** start of PROVIDED ENTRIES **

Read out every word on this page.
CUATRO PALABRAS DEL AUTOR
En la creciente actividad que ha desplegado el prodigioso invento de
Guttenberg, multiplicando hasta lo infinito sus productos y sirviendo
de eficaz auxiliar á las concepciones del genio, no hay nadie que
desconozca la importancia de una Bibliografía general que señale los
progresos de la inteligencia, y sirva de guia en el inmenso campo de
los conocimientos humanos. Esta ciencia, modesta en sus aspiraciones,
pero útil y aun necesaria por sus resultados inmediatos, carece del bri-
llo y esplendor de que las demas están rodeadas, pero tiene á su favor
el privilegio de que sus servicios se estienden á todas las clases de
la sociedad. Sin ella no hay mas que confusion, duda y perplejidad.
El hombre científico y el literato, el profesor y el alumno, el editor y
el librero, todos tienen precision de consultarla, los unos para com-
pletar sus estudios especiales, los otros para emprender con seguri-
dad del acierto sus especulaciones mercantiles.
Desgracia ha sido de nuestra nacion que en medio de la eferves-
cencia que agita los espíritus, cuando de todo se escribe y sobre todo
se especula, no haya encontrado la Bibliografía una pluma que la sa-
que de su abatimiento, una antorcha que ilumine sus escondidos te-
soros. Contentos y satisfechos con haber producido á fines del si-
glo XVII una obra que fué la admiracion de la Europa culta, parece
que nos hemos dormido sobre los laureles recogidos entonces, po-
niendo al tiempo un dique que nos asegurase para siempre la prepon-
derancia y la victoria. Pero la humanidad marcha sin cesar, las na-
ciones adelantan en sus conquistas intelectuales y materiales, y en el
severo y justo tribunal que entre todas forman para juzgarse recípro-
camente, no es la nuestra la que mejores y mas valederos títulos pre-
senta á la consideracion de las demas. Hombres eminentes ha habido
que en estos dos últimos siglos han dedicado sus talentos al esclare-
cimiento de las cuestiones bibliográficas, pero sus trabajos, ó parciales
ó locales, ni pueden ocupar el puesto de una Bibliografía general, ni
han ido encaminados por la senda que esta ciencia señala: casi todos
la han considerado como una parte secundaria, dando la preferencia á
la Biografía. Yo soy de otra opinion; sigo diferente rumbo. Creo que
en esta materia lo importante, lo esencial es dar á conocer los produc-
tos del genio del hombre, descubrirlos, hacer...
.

** end of PROVIDED ENTRIES **

• _OBJECTIVE_: Set every line of the listing down word for word.

• _RESULT OF THIS TASK_:
Read out every word on this page.
CUATRO PALABRAS DEL AUTOR
En la creciente actividad que ha desplegado el prodigioso invento de
Guttenberg, multiplicando hasta lo infinito sus productos y sirviendo
de eficaz auxiliar á las concepciones del genio, no hay nadie que
desconozca la importancia de una Bibliografía general que señale los
progresos de la inteligencia, y sirva de guia en el inmenso campo de
los conocimientos humanos. Esta ciencia, modesta en sus aspiraciones,
pero útil y aun necesaria por sus resultados inmediatos, carece del bri-
llo y esplendor de que las demas están rodeadas, pero tiene á su favor
el privilegio de que sus servicios se estienden á todas las clases de
la sociedad. Sin ella no hay mas que confusion, duda y perplejidad.
El hombre científico y el literato, el profesor y el alumno, el editor y
el librero, todos tienen precision de consultarla, los unos para com-
pletar sus estudios especiales, los otros para emprender con seguri-
dad del acierto sus especulaciones mercantiles.
Desgracia ha sido de nuestra nacion que en medio de la eferves-
cencia que agita los espíritus, cuando de todo se escribe y sobre todo
se especula, no haya encontrado la Bibliografía una pluma que la sa-
que de su abatimiento, una antorcha que ilumine sus escondidos te-
soros. Contentos y satisfechos con haber producido á fines del si-
glo XVII una obra que fué la admiracion de la Europa culta, parece
que nos hemos dormido sobre los laureles recogidos entonces, po-
niendo al tiempo un dique que nos asegurase para siempre la prepon-
derancia y la victoria. Pero la humanidad marcha sin cesar, las na-
ciones adelantan en sus conquistas intelectuales y materiales, y en el
severo y justo tribunal que entre todas forman para juzgarse recípro-
camente, no es la nuestra la que mejores y mas valederos títulos pre-
senta á la consideracion de las demas. Hombres eminentes ha habido
que en estos dos últimos siglos han dedicado sus talentos al esclare-
cimiento de las cuestiones bibliográficas, pero sus trabajos, ó parciales
ó locales, ni pueden ocupar el puesto de una Bibliografía general, ni
han ido encaminados por la senda que esta ciencia señala: casi todos
la han considerado como una parte secundaria, dando la preferencia á
la Biografía. Yo soy de otra opinion; sigo diferente rumbo. Creo que
en esta materia lo importante, lo esencial es dar á conocer los produc-
tos del genio del hombre, descubrirlos, hacer...
.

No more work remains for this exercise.